**EXERCISE:**
Report every line in the listing below where the string "třídách" shows up.
***** PROVIDED DATA
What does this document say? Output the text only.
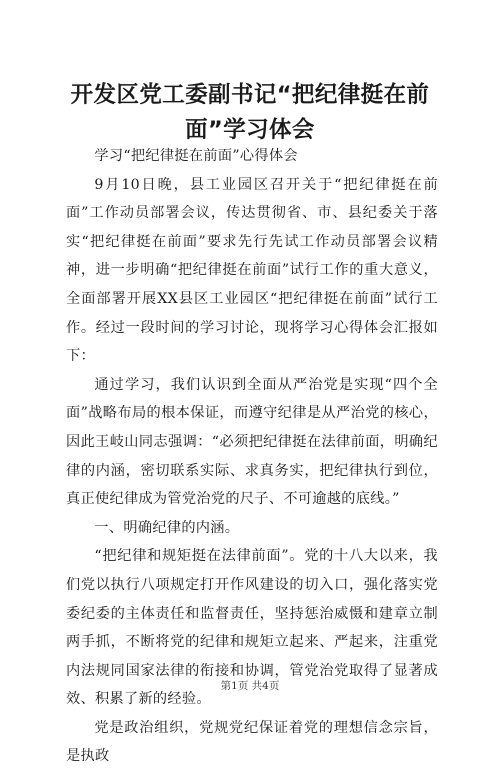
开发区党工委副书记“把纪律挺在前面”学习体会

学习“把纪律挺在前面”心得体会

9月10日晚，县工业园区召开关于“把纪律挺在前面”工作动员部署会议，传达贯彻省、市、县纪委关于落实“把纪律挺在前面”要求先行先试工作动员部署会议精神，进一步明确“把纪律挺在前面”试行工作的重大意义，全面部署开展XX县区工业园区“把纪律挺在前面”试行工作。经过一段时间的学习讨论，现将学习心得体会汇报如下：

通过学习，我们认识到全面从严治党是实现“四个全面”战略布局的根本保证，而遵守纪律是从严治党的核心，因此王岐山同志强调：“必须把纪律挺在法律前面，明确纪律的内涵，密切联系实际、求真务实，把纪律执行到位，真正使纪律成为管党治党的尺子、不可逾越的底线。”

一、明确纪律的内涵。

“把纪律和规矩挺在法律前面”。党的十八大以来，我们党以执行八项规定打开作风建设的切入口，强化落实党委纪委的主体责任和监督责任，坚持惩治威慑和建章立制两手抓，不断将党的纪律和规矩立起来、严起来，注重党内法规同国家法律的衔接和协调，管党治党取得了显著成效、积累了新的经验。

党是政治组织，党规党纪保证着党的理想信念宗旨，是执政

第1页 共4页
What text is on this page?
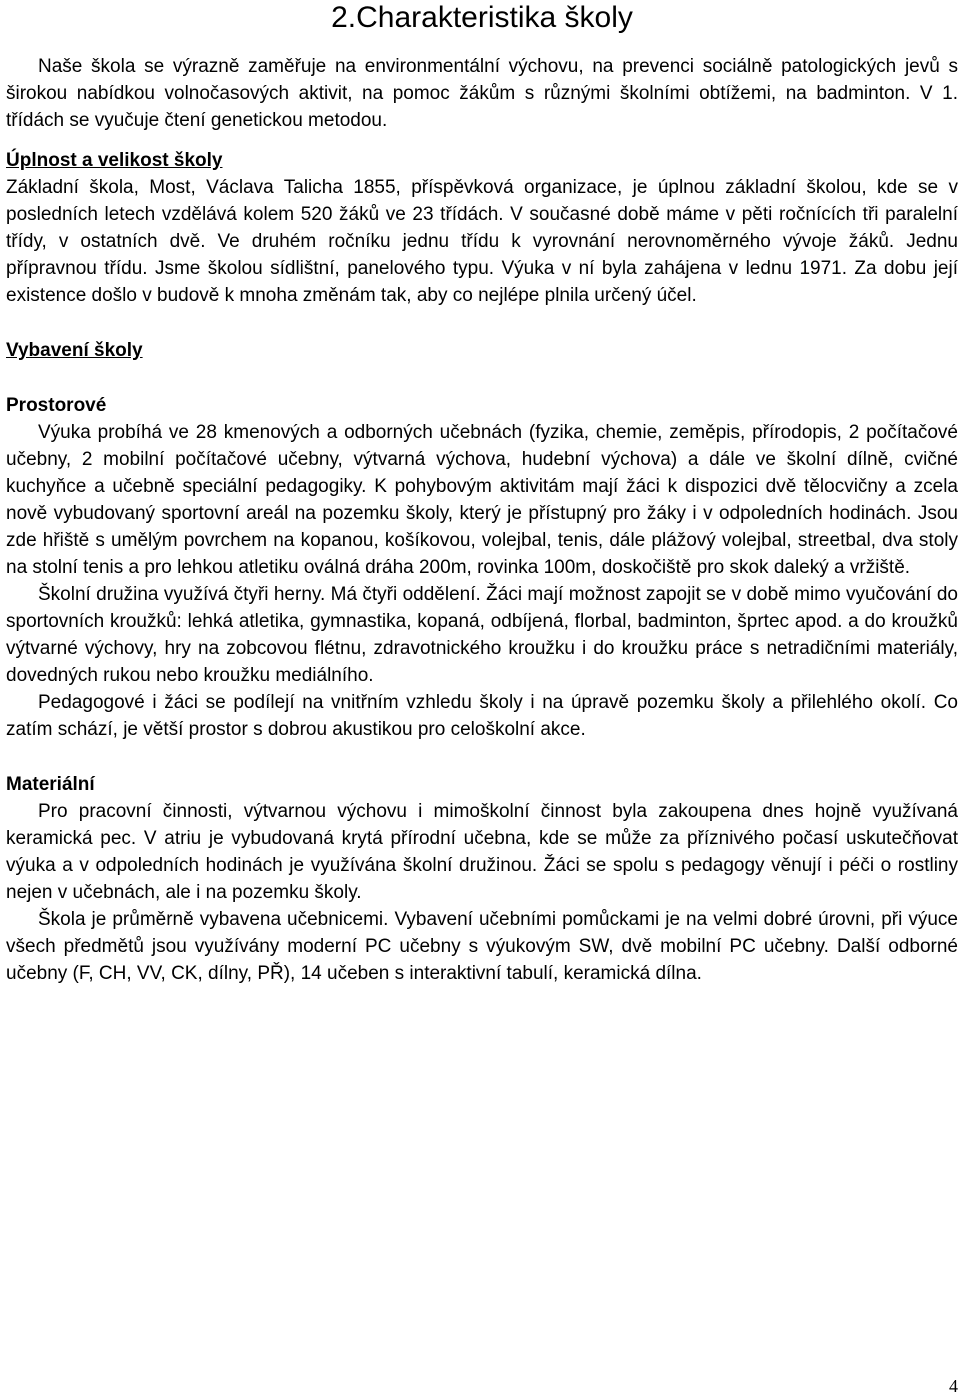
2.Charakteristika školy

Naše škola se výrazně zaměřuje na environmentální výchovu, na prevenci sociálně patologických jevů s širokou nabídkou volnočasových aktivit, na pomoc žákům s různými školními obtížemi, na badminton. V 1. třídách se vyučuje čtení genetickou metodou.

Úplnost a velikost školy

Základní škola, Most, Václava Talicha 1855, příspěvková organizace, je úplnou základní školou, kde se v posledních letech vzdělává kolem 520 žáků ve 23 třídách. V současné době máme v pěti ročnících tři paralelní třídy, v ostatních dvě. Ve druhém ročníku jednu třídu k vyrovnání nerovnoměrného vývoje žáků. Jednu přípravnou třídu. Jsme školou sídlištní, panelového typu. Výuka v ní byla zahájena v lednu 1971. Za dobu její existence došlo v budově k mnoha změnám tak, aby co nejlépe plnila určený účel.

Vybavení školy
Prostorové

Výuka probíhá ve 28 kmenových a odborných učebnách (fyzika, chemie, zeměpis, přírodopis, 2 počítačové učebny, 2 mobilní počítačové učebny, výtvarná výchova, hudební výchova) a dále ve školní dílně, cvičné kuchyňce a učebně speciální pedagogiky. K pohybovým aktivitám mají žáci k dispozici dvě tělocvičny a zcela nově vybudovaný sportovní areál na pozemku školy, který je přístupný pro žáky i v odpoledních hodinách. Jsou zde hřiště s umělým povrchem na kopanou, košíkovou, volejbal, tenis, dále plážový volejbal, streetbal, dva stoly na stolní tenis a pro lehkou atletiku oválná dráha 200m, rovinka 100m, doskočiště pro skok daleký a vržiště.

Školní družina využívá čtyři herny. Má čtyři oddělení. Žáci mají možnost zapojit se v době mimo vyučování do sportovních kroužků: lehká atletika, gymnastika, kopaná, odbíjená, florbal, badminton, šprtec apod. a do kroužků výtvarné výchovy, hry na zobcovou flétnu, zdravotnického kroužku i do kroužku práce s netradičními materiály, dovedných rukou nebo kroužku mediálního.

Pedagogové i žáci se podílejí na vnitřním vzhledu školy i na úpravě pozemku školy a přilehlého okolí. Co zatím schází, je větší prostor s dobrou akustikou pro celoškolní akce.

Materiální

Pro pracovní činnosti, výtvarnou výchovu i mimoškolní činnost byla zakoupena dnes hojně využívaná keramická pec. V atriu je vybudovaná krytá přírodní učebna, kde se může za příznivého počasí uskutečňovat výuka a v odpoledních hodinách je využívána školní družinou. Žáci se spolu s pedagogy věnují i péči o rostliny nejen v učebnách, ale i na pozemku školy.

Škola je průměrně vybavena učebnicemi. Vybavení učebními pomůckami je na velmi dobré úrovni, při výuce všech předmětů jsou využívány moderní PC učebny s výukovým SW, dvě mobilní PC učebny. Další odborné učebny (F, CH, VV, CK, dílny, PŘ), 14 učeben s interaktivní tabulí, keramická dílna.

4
**********
***** PROVIDED DATA
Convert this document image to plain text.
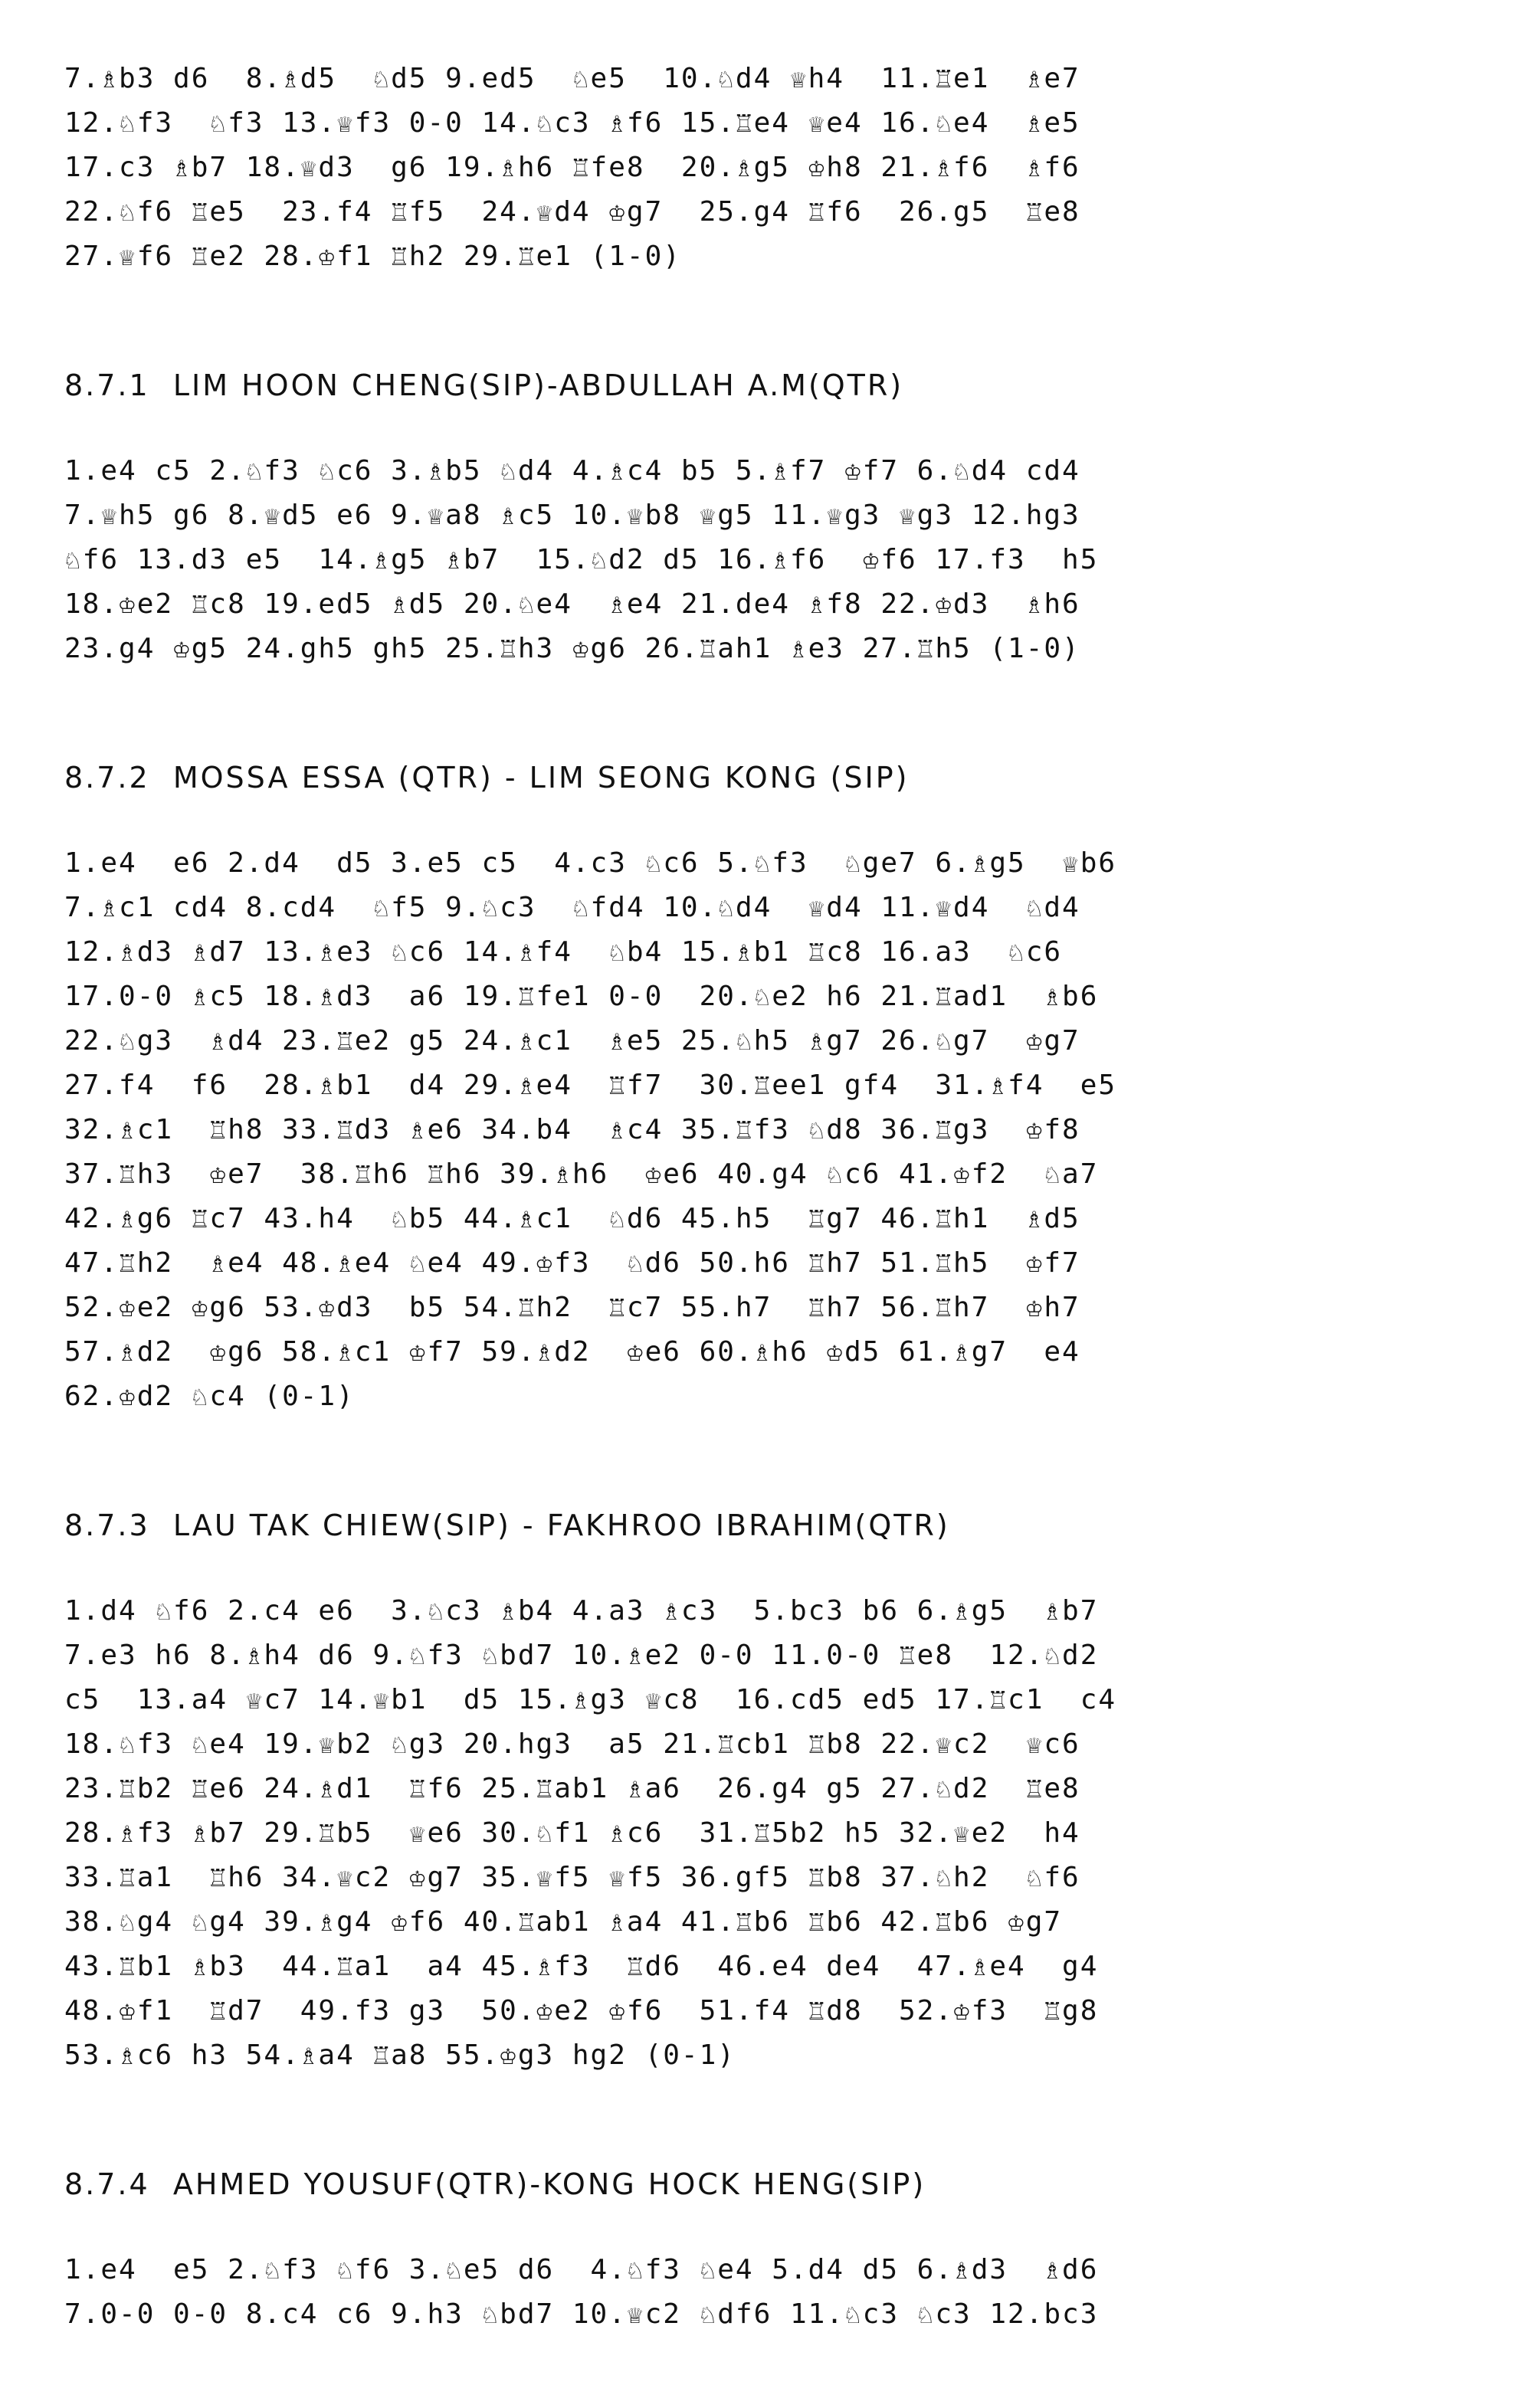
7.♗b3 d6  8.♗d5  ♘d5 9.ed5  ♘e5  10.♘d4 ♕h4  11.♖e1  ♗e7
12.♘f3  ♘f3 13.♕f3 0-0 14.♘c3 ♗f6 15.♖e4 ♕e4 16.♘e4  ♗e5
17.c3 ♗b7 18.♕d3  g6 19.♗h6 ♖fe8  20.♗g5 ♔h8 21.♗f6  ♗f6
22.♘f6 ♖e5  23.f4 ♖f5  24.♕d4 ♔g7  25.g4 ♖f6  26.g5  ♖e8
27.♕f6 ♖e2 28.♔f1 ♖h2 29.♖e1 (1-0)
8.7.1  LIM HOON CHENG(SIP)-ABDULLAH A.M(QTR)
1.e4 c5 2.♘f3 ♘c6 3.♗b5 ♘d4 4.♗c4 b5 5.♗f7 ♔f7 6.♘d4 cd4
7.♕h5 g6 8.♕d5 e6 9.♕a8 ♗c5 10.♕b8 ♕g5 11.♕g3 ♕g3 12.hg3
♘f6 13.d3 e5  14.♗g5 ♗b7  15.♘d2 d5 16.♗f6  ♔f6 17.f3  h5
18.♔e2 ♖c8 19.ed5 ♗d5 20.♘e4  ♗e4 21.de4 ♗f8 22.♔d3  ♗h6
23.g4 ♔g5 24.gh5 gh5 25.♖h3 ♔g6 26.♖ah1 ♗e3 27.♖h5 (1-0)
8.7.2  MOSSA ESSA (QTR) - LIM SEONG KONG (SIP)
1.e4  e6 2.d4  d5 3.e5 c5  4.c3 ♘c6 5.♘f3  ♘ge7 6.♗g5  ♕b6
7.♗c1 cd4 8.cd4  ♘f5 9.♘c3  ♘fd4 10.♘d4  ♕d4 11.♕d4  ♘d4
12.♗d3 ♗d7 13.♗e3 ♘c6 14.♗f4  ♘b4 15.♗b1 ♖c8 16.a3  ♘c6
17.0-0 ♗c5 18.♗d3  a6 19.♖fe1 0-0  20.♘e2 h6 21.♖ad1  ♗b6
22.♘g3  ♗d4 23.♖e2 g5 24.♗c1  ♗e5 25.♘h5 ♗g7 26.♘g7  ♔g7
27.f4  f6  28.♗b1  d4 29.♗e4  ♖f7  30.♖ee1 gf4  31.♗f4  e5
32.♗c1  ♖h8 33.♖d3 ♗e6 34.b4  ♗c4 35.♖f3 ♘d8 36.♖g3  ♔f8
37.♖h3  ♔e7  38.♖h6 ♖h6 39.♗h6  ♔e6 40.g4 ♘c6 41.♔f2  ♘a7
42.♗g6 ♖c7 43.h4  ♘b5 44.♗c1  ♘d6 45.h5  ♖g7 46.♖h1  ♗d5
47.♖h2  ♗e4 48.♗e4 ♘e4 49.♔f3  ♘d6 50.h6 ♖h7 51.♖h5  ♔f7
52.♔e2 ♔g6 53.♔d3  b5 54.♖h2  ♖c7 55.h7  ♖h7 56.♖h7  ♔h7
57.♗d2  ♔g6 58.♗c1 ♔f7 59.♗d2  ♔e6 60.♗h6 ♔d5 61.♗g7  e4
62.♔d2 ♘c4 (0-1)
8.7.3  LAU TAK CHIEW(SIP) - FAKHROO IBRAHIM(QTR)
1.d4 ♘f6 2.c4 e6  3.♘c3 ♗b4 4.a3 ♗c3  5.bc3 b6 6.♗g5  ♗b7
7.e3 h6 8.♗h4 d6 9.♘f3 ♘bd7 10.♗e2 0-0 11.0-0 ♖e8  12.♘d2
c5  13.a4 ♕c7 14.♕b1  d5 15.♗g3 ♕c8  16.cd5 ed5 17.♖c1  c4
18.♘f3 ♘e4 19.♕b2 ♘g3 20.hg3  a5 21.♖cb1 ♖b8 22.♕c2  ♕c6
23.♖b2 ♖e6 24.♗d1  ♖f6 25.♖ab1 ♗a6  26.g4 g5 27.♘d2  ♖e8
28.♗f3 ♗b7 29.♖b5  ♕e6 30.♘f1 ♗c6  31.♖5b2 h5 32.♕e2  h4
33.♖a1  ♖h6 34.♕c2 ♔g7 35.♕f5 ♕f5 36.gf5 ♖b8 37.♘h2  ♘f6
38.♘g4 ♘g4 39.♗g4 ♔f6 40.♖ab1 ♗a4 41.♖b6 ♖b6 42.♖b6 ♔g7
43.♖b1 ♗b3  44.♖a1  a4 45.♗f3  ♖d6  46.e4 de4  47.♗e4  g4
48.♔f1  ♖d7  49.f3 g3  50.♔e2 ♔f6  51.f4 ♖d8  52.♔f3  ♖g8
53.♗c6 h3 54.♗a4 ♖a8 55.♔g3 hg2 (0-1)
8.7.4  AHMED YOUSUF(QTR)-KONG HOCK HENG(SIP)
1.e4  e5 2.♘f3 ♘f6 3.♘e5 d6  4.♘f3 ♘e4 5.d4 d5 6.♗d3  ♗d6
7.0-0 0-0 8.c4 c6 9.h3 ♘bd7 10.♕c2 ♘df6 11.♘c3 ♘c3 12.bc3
**********
**WRITTEN ANSWER:**
Naše škola se výrazně zaměřuje na environmentální výchovu, na prevenci sociálně patologických jevů s širokou nabídkou volnočasových aktivit, na pomoc žákům s různými školními obtížemi, na badminton. V 1. třídách se vyučuje čtení genetickou metodou.
Základní škola, Most, Václava Talicha 1855, příspěvková organizace, je úplnou základní školou, kde se v posledních letech vzdělává kolem 520 žáků ve 23 třídách. V současné době máme v pěti ročnících tři paralelní třídy, v ostatních dvě. Ve druhém ročníku jednu třídu k vyrovnání nerovnoměrného vývoje žáků. Jednu přípravnou třídu. Jsme školou sídlištní, panelového typu. Výuka v ní byla zahájena v lednu 1971. Za dobu její existence došlo v budově k mnoha změnám tak, aby co nejlépe plnila určený účel.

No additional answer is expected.